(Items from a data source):

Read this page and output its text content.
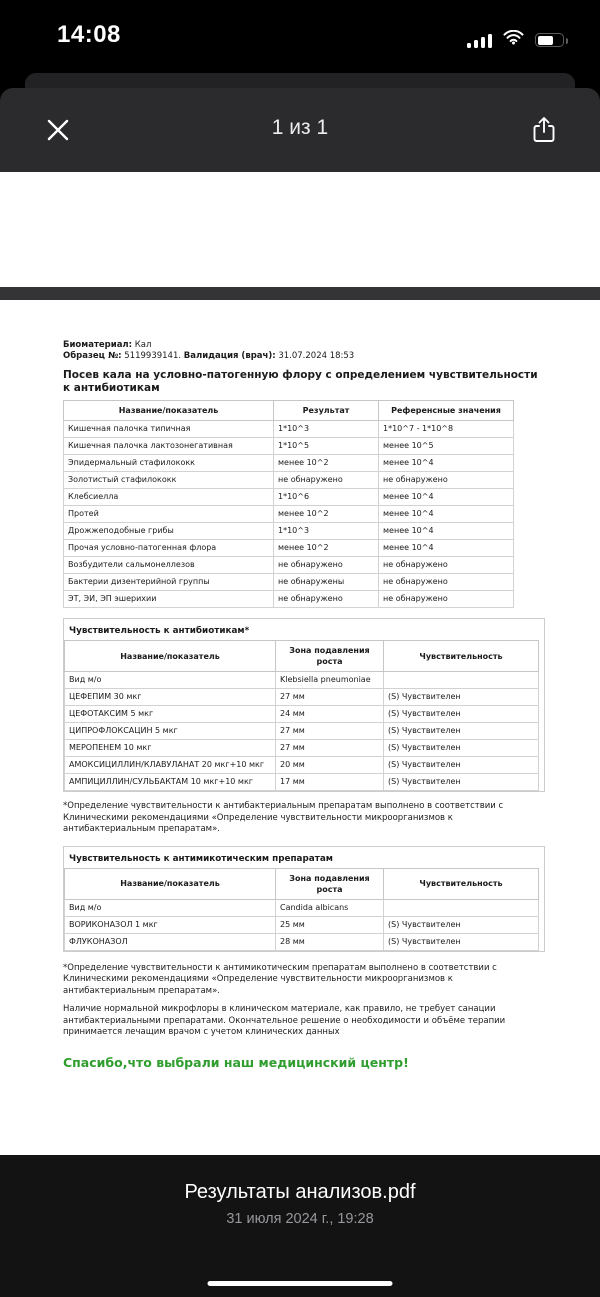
14:08
1 из 1
Биоматериал: Кал
Образец №: 5119939141. Валидация (врач): 31.07.2024 18:53
Посев кала на условно-патогенную флору с определением чувствительности к антибиотикам
Название/показатель	Результат	Референсные значения
Кишечная палочка типичная	1*10^3	1*10^7 - 1*10^8
Кишечная палочка лактозонегативная	1*10^5	менее 10^5
Эпидермальный стафилококк	менее 10^2	менее 10^4
Золотистый стафилококк	не обнаружено	не обнаружено
Клебсиелла	1*10^6	менее 10^4
Протей	менее 10^2	менее 10^4
Дрожжеподобные грибы	1*10^3	менее 10^4
Прочая условно-патогенная флора	менее 10^2	менее 10^4
Возбудители сальмонеллезов	не обнаружено	не обнаружено
Бактерии дизентерийной группы	не обнаружены	не обнаружено
ЭТ, ЭИ, ЭП эшерихии	не обнаружено	не обнаружено
Чувствительность к антибиотикам*
Название/показатель	Зона подавления роста	Чувствительность
Вид м/о	Klebsiella pneumoniae	
ЦЕФЕПИМ 30 мкг	27 мм	(S) Чувствителен
ЦЕФОТАКСИМ 5 мкг	24 мм	(S) Чувствителен
ЦИПРОФЛОКСАЦИН 5 мкг	27 мм	(S) Чувствителен
МЕРОПЕНЕМ 10 мкг	27 мм	(S) Чувствителен
АМОКСИЦИЛЛИН/КЛАВУЛАНАТ 20 мкг+10 мкг	20 мм	(S) Чувствителен
АМПИЦИЛЛИН/СУЛЬБАКТАМ 10 мкг+10 мкг	17 мм	(S) Чувствителен
*Определение чувствительности к антибактериальным препаратам выполнено в соответствии с Клиническими рекомендациями «Определение чувствительности микроорганизмов к антибактериальным препаратам».
Чувствительность к антимикотическим препаратам
Название/показатель	Зона подавления роста	Чувствительность
Вид м/о	Candida albicans	
ВОРИКОНАЗОЛ 1 мкг	25 мм	(S) Чувствителен
ФЛУКОНАЗОЛ	28 мм	(S) Чувствителен
*Определение чувствительности к антимикотическим препаратам выполнено в соответствии с Клиническими рекомендациями «Определение чувствительности микроорганизмов к антибактериальным препаратам».
Наличие нормальной микрофлоры в клиническом материале, как правило, не требует санации антибактериальными препаратами. Окончательное решение о необходимости и объёме терапии принимается лечащим врачом с учетом клинических данных
Спасибо,что выбрали наш медицинский центр!
Результаты анализов.pdf
31 июля 2024 г., 19:28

(OBJECTIVE):
In the lines above, find each one with "антибиотикам" and list it.

(RESPONSE BELOW):
Посев кала на условно-патогенную флору с определением чувствительности к антибиотикам
Чувствительность к антибиотикам*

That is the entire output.